[PROBLEM REQUIREMENTS] Write out all of the records precisely. Skip anything that is a picture.
--- Begin INFORMATION GIVEN ---
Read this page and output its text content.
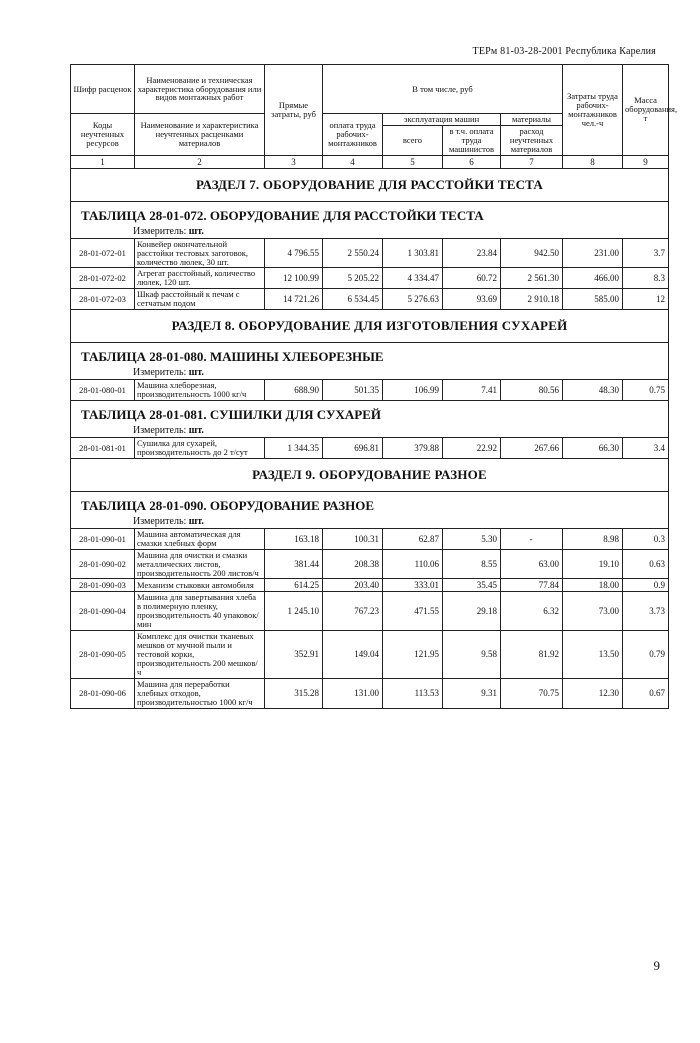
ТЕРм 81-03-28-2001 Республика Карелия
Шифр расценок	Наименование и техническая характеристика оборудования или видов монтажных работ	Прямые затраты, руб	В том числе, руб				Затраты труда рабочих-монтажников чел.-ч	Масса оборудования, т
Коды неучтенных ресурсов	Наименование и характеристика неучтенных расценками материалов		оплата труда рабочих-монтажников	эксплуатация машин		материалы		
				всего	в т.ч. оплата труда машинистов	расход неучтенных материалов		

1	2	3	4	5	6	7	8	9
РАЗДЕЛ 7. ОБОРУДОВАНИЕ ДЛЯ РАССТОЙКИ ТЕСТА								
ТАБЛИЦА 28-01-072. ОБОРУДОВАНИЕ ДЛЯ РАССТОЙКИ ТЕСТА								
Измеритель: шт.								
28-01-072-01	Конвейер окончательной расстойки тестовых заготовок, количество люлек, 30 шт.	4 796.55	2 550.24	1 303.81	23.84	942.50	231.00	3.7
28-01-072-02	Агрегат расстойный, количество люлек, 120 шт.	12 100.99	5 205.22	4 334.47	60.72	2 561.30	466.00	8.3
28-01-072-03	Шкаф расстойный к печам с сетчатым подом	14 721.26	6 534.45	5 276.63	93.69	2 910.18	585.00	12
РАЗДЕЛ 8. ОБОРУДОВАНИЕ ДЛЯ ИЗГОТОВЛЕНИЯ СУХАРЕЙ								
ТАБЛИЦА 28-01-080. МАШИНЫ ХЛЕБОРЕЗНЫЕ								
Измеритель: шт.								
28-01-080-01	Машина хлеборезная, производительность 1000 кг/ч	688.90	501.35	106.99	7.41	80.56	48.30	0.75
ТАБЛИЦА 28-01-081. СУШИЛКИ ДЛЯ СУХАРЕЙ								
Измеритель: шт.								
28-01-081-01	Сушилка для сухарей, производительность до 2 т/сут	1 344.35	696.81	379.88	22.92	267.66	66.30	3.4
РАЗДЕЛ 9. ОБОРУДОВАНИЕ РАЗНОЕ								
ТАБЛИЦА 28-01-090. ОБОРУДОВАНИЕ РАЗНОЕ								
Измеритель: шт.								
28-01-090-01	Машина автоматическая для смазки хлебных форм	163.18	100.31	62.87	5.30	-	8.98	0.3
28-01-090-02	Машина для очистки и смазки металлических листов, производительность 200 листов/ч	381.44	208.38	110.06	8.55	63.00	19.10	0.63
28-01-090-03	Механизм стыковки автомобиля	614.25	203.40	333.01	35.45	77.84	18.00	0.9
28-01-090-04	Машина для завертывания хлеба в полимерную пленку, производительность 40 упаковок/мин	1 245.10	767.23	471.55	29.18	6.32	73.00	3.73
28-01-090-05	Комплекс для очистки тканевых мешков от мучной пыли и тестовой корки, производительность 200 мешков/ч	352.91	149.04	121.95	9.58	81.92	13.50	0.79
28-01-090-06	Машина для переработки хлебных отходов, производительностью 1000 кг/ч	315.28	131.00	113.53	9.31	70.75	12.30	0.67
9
--- End INFORMATION GIVEN ---
[TASK ANSWER]
Read this page and output its text content.
ТЕРм 81-03-28-2001 Республика Карелия
Шифр расценок	Наименование и техническая характеристика оборудования или видов монтажных работ	Прямые затраты, руб	В том числе, руб				Затраты труда рабочих-монтажников чел.-ч	Масса оборудования, т
Коды неучтенных ресурсов	Наименование и характеристика неучтенных расценками материалов		оплата труда рабочих-монтажников	эксплуатация машин		материалы		
				всего	в т.ч. оплата труда машинистов	расход неучтенных материалов		

1	2	3	4	5	6	7	8	9
РАЗДЕЛ 7. ОБОРУДОВАНИЕ ДЛЯ РАССТОЙКИ ТЕСТА								
ТАБЛИЦА 28-01-072. ОБОРУДОВАНИЕ ДЛЯ РАССТОЙКИ ТЕСТА								
Измеритель: шт.								
28-01-072-01	Конвейер окончательной расстойки тестовых заготовок, количество люлек, 30 шт.	4 796.55	2 550.24	1 303.81	23.84	942.50	231.00	3.7
28-01-072-02	Агрегат расстойный, количество люлек, 120 шт.	12 100.99	5 205.22	4 334.47	60.72	2 561.30	466.00	8.3
28-01-072-03	Шкаф расстойный к печам с сетчатым подом	14 721.26	6 534.45	5 276.63	93.69	2 910.18	585.00	12
РАЗДЕЛ 8. ОБОРУДОВАНИЕ ДЛЯ ИЗГОТОВЛЕНИЯ СУХАРЕЙ								
ТАБЛИЦА 28-01-080. МАШИНЫ ХЛЕБОРЕЗНЫЕ								
Измеритель: шт.								
28-01-080-01	Машина хлеборезная, производительность 1000 кг/ч	688.90	501.35	106.99	7.41	80.56	48.30	0.75
ТАБЛИЦА 28-01-081. СУШИЛКИ ДЛЯ СУХАРЕЙ								
Измеритель: шт.								
28-01-081-01	Сушилка для сухарей, производительность до 2 т/сут	1 344.35	696.81	379.88	22.92	267.66	66.30	3.4
РАЗДЕЛ 9. ОБОРУДОВАНИЕ РАЗНОЕ								
ТАБЛИЦА 28-01-090. ОБОРУДОВАНИЕ РАЗНОЕ								
Измеритель: шт.								
28-01-090-01	Машина автоматическая для смазки хлебных форм	163.18	100.31	62.87	5.30	-	8.98	0.3
28-01-090-02	Машина для очистки и смазки металлических листов, производительность 200 листов/ч	381.44	208.38	110.06	8.55	63.00	19.10	0.63
28-01-090-03	Механизм стыковки автомобиля	614.25	203.40	333.01	35.45	77.84	18.00	0.9
28-01-090-04	Машина для завертывания хлеба в полимерную пленку, производительность 40 упаковок/мин	1 245.10	767.23	471.55	29.18	6.32	73.00	3.73
28-01-090-05	Комплекс для очистки тканевых мешков от мучной пыли и тестовой корки, производительность 200 мешков/ч	352.91	149.04	121.95	9.58	81.92	13.50	0.79
28-01-090-06	Машина для переработки хлебных отходов, производительностью 1000 кг/ч	315.28	131.00	113.53	9.31	70.75	12.30	0.67
9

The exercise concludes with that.